____ Input data
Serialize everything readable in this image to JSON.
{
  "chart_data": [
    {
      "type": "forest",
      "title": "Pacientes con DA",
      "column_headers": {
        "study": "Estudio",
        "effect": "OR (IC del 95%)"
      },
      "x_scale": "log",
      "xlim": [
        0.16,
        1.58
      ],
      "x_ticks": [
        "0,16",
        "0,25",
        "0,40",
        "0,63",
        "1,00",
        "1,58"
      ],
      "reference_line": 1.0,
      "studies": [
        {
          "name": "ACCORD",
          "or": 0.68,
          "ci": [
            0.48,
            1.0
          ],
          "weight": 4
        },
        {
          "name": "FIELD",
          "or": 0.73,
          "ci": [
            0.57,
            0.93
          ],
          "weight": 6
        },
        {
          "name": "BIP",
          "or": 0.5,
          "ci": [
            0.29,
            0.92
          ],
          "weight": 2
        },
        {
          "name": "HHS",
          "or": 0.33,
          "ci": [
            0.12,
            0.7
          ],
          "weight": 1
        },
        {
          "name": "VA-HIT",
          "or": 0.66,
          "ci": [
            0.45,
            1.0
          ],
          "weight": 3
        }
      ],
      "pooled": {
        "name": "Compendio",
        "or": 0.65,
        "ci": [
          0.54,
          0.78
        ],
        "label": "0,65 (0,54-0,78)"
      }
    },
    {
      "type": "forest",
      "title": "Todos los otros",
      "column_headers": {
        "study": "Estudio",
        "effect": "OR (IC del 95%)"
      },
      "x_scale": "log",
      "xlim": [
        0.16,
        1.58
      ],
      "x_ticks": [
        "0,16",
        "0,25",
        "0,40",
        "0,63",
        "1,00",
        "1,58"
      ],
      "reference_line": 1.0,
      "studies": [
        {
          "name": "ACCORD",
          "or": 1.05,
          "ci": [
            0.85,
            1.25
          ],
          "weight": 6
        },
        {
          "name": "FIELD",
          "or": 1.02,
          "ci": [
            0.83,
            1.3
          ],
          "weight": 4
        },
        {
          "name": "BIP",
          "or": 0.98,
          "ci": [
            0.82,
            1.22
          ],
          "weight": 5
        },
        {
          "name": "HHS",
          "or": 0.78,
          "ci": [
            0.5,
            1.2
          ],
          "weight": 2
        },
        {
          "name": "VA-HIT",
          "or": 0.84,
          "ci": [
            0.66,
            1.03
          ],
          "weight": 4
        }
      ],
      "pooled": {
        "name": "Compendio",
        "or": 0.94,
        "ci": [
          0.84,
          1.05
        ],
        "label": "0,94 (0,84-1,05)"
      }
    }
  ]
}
________
### Short problem
Repeat all entries. Match them exactly.

### Result
Serialize everything readable in this image to JSON.
{
  "chart_data": [
    {
      "type": "forest",
      "title": "Pacientes con DA",
      "column_headers": {
        "study": "Estudio",
        "effect": "OR (IC del 95%)"
      },
      "x_scale": "log",
      "xlim": [
        0.16,
        1.58
      ],
      "x_ticks": [
        "0,16",
        "0,25",
        "0,40",
        "0,63",
        "1,00",
        "1,58"
      ],
      "reference_line": 1.0,
      "studies": [
        {
          "name": "ACCORD",
          "or": 0.68,
          "ci": [
            0.48,
            1.0
          ],
          "weight": 4
        },
        {
          "name": "FIELD",
          "or": 0.73,
          "ci": [
            0.57,
            0.93
          ],
          "weight": 6
        },
        {
          "name": "BIP",
          "or": 0.5,
          "ci": [
            0.29,
            0.92
          ],
          "weight": 2
        },
        {
          "name": "HHS",
          "or": 0.33,
          "ci": [
            0.12,
            0.7
          ],
          "weight": 1
        },
        {
          "name": "VA-HIT",
          "or": 0.66,
          "ci": [
            0.45,
            1.0
          ],
          "weight": 3
        }
      ],
      "pooled": {
        "name": "Compendio",
        "or": 0.65,
        "ci": [
          0.54,
          0.78
        ],
        "label": "0,65 (0,54-0,78)"
      }
    },
    {
      "type": "forest",
      "title": "Todos los otros",
      "column_headers": {
        "study": "Estudio",
        "effect": "OR (IC del 95%)"
      },
      "x_scale": "log",
      "xlim": [
        0.16,
        1.58
      ],
      "x_ticks": [
        "0,16",
        "0,25",
        "0,40",
        "0,63",
        "1,00",
        "1,58"
      ],
      "reference_line": 1.0,
      "studies": [
        {
          "name": "ACCORD",
          "or": 1.05,
          "ci": [
            0.85,
            1.25
          ],
          "weight": 6
        },
        {
          "name": "FIELD",
          "or": 1.02,
          "ci": [
            0.83,
            1.3
          ],
          "weight": 4
        },
        {
          "name": "BIP",
          "or": 0.98,
          "ci": [
            0.82,
            1.22
          ],
          "weight": 5
        },
        {
          "name": "HHS",
          "or": 0.78,
          "ci": [
            0.5,
            1.2
          ],
          "weight": 2
        },
        {
          "name": "VA-HIT",
          "or": 0.84,
          "ci": [
            0.66,
            1.03
          ],
          "weight": 4
        }
      ],
      "pooled": {
        "name": "Compendio",
        "or": 0.94,
        "ci": [
          0.84,
          1.05
        ],
        "label": "0,94 (0,84-1,05)"
      }
    }
  ]
}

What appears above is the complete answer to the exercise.